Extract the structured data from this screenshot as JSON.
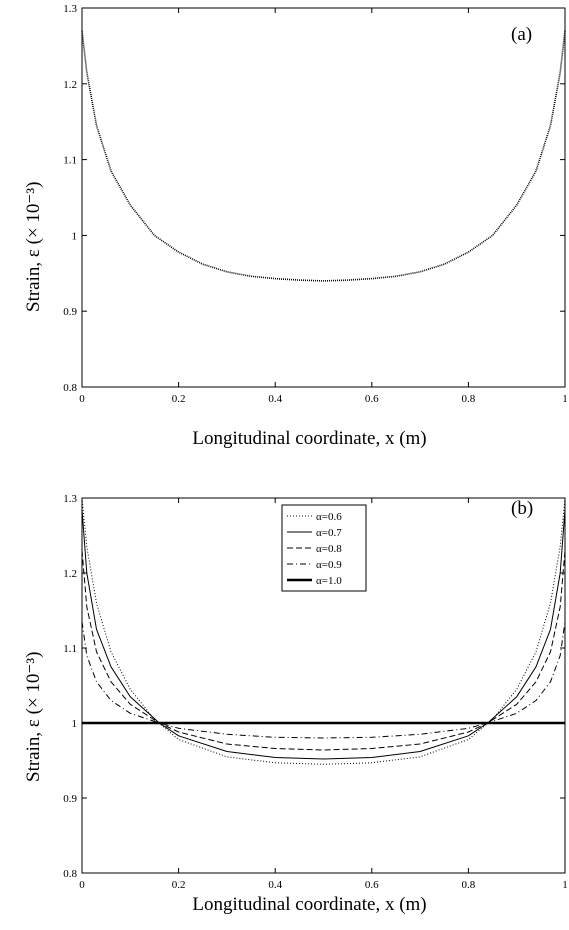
{
  "chart_data": [
    {
      "type": "line",
      "panel_label": "(a)",
      "xlabel": "Longitudinal coordinate, x (m)",
      "ylabel": "Strain, ε (× 10⁻³)",
      "xlim": [
        0,
        1
      ],
      "ylim": [
        0.8,
        1.3
      ],
      "xticks": [
        0,
        0.2,
        0.4,
        0.6,
        0.8,
        1
      ],
      "yticks": [
        0.8,
        0.9,
        1,
        1.1,
        1.2,
        1.3
      ],
      "xtick_labels": [
        "0",
        "0.2",
        "0.4",
        "0.6",
        "0.8",
        "1"
      ],
      "ytick_labels": [
        "0.8",
        "0.9",
        "1",
        "1.1",
        "1.2",
        "1.3"
      ],
      "grid": false,
      "series": [
        {
          "style": "dotted-dense",
          "x": [
            0,
            0.01,
            0.03,
            0.06,
            0.1,
            0.15,
            0.2,
            0.25,
            0.3,
            0.35,
            0.4,
            0.45,
            0.5,
            0.55,
            0.6,
            0.65,
            0.7,
            0.75,
            0.8,
            0.85,
            0.9,
            0.94,
            0.97,
            0.99,
            1
          ],
          "y": [
            1.27,
            1.215,
            1.145,
            1.085,
            1.04,
            1.0,
            0.978,
            0.962,
            0.952,
            0.946,
            0.943,
            0.941,
            0.94,
            0.941,
            0.943,
            0.946,
            0.952,
            0.962,
            0.978,
            1.0,
            1.04,
            1.085,
            1.145,
            1.215,
            1.27
          ]
        }
      ]
    },
    {
      "type": "line",
      "panel_label": "(b)",
      "xlabel": "Longitudinal coordinate, x (m)",
      "ylabel": "Strain, ε (× 10⁻³)",
      "xlim": [
        0,
        1
      ],
      "ylim": [
        0.8,
        1.3
      ],
      "xticks": [
        0,
        0.2,
        0.4,
        0.6,
        0.8,
        1
      ],
      "yticks": [
        0.8,
        0.9,
        1,
        1.1,
        1.2,
        1.3
      ],
      "xtick_labels": [
        "0",
        "0.2",
        "0.4",
        "0.6",
        "0.8",
        "1"
      ],
      "ytick_labels": [
        "0.8",
        "0.9",
        "1",
        "1.1",
        "1.2",
        "1.3"
      ],
      "grid": false,
      "legend_position": "top-center",
      "series": [
        {
          "name": "α=0.6",
          "style": "dotted",
          "x": [
            0,
            0.01,
            0.03,
            0.06,
            0.1,
            0.15,
            0.2,
            0.3,
            0.4,
            0.5,
            0.6,
            0.7,
            0.8,
            0.85,
            0.9,
            0.94,
            0.97,
            0.99,
            1
          ],
          "y": [
            1.3,
            1.235,
            1.16,
            1.095,
            1.045,
            1.005,
            0.978,
            0.955,
            0.947,
            0.945,
            0.947,
            0.955,
            0.978,
            1.005,
            1.045,
            1.095,
            1.16,
            1.235,
            1.3
          ]
        },
        {
          "name": "α=0.7",
          "style": "solid",
          "x": [
            0,
            0.01,
            0.03,
            0.06,
            0.1,
            0.16,
            0.2,
            0.3,
            0.4,
            0.5,
            0.6,
            0.7,
            0.8,
            0.84,
            0.9,
            0.94,
            0.97,
            0.99,
            1
          ],
          "y": [
            1.285,
            1.2,
            1.125,
            1.075,
            1.035,
            1.0,
            0.983,
            0.962,
            0.954,
            0.952,
            0.954,
            0.962,
            0.983,
            1.0,
            1.035,
            1.075,
            1.125,
            1.2,
            1.285
          ]
        },
        {
          "name": "α=0.8",
          "style": "dashed",
          "x": [
            0,
            0.01,
            0.03,
            0.06,
            0.1,
            0.16,
            0.2,
            0.3,
            0.4,
            0.5,
            0.6,
            0.7,
            0.8,
            0.84,
            0.9,
            0.94,
            0.97,
            0.99,
            1
          ],
          "y": [
            1.23,
            1.155,
            1.095,
            1.055,
            1.025,
            1.0,
            0.988,
            0.972,
            0.966,
            0.964,
            0.966,
            0.972,
            0.988,
            1.0,
            1.025,
            1.055,
            1.095,
            1.155,
            1.23
          ]
        },
        {
          "name": "α=0.9",
          "style": "dash-dot",
          "x": [
            0,
            0.01,
            0.03,
            0.06,
            0.1,
            0.16,
            0.2,
            0.3,
            0.4,
            0.5,
            0.6,
            0.7,
            0.8,
            0.84,
            0.9,
            0.94,
            0.97,
            0.99,
            1
          ],
          "y": [
            1.135,
            1.09,
            1.055,
            1.03,
            1.013,
            1.0,
            0.993,
            0.985,
            0.981,
            0.98,
            0.981,
            0.985,
            0.993,
            1.0,
            1.013,
            1.03,
            1.055,
            1.09,
            1.135
          ]
        },
        {
          "name": "α=1.0",
          "style": "solid-thick",
          "x": [
            0,
            1
          ],
          "y": [
            1.0,
            1.0
          ]
        }
      ]
    }
  ]
}
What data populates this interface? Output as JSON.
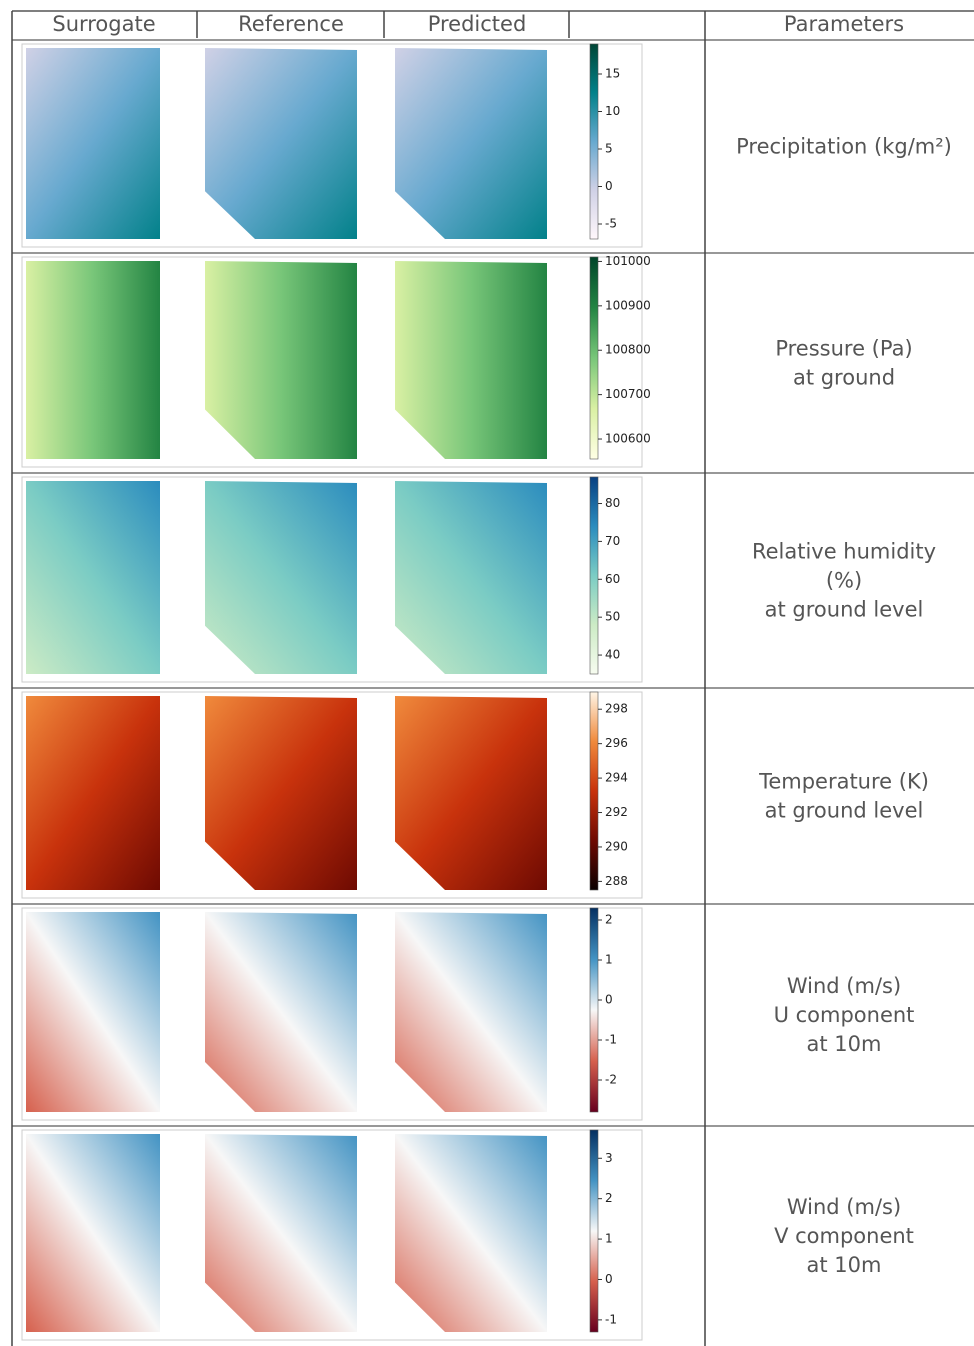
{
  "table": {
    "header": [
      "Surrogate",
      "Reference",
      "Predicted",
      "Parameters"
    ],
    "rows": [
      {
        "parameter": [
          "Precipitation (kg/m²)"
        ],
        "colorbar": {
          "lim": [
            -7,
            19
          ],
          "ticks": [
            -5,
            0,
            5,
            10,
            15
          ],
          "cmap": [
            "#fff7fb",
            "#d0d1e6",
            "#67a9cf",
            "#02818a",
            "#014636"
          ]
        }
      },
      {
        "parameter": [
          "Pressure (Pa)",
          "at ground"
        ],
        "colorbar": {
          "lim": [
            100555,
            101010
          ],
          "ticks": [
            100600,
            100700,
            100800,
            100900,
            101000
          ],
          "cmap": [
            "#ffffe5",
            "#d9f0a3",
            "#78c679",
            "#238443",
            "#004529"
          ]
        }
      },
      {
        "parameter": [
          "Relative humidity",
          "(%)",
          "at ground level"
        ],
        "colorbar": {
          "lim": [
            35,
            87
          ],
          "ticks": [
            40,
            50,
            60,
            70,
            80
          ],
          "cmap": [
            "#f7fcf0",
            "#ccebc5",
            "#7bccc4",
            "#2b8cbe",
            "#084081"
          ]
        }
      },
      {
        "parameter": [
          "Temperature (K)",
          "at ground level"
        ],
        "colorbar": {
          "lim": [
            287.5,
            299
          ],
          "ticks": [
            288,
            290,
            292,
            294,
            296,
            298
          ],
          "cmap": [
            "#0a0000",
            "#6e0a02",
            "#c8320c",
            "#f08a3c",
            "#fff5e6"
          ]
        }
      },
      {
        "parameter": [
          "Wind (m/s)",
          "U component",
          "at 10m"
        ],
        "colorbar": {
          "lim": [
            -2.8,
            2.3
          ],
          "ticks": [
            -2,
            -1,
            0,
            1,
            2
          ],
          "cmap": [
            "#67001f",
            "#d6604d",
            "#f7f7f7",
            "#4393c3",
            "#053061"
          ]
        }
      },
      {
        "parameter": [
          "Wind (m/s)",
          "V component",
          "at 10m"
        ],
        "colorbar": {
          "lim": [
            -1.3,
            3.7
          ],
          "ticks": [
            -1,
            0,
            1,
            2,
            3
          ],
          "cmap": [
            "#67001f",
            "#d6604d",
            "#f7f7f7",
            "#4393c3",
            "#053061"
          ]
        }
      }
    ]
  }
}
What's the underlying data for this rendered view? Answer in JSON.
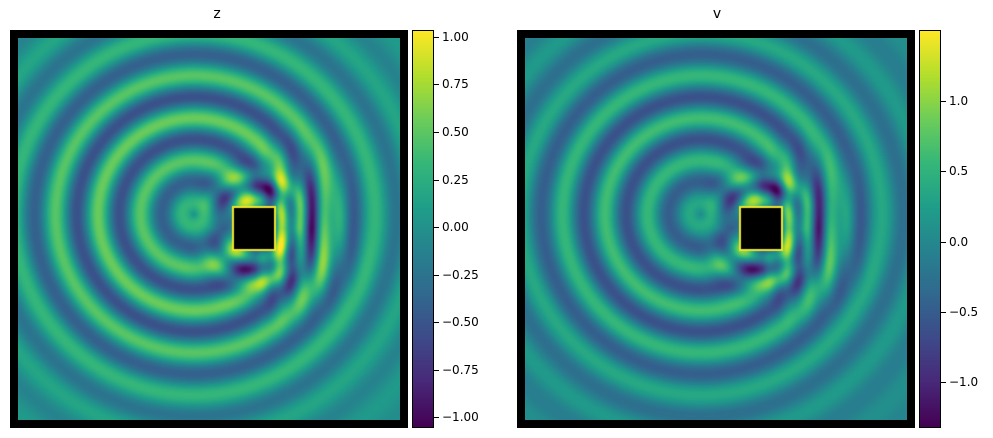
{
  "chart_data": [
    {
      "type": "heatmap",
      "title": "z",
      "colormap": "viridis",
      "colorbar": {
        "range": [
          -1.05,
          1.03
        ],
        "ticks": [
          1.0,
          0.75,
          0.5,
          0.25,
          0.0,
          -0.25,
          -0.5,
          -0.75,
          -1.0
        ],
        "tick_labels": [
          "1.00",
          "0.75",
          "0.50",
          "0.25",
          "0.00",
          "−0.25",
          "−0.50",
          "−0.75",
          "−1.00"
        ]
      },
      "axes_visible": false
    },
    {
      "type": "heatmap",
      "title": "v",
      "colormap": "viridis",
      "colorbar": {
        "range": [
          -1.32,
          1.5
        ],
        "ticks": [
          1.0,
          0.5,
          0.0,
          -0.5,
          -1.0
        ],
        "tick_labels": [
          "1.0",
          "0.5",
          "0.0",
          "−0.5",
          "−1.0"
        ]
      },
      "axes_visible": false
    }
  ]
}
+--
• [Problem details]: Give the count of lines containing "What", with no added text.

• [Result of the task]: 2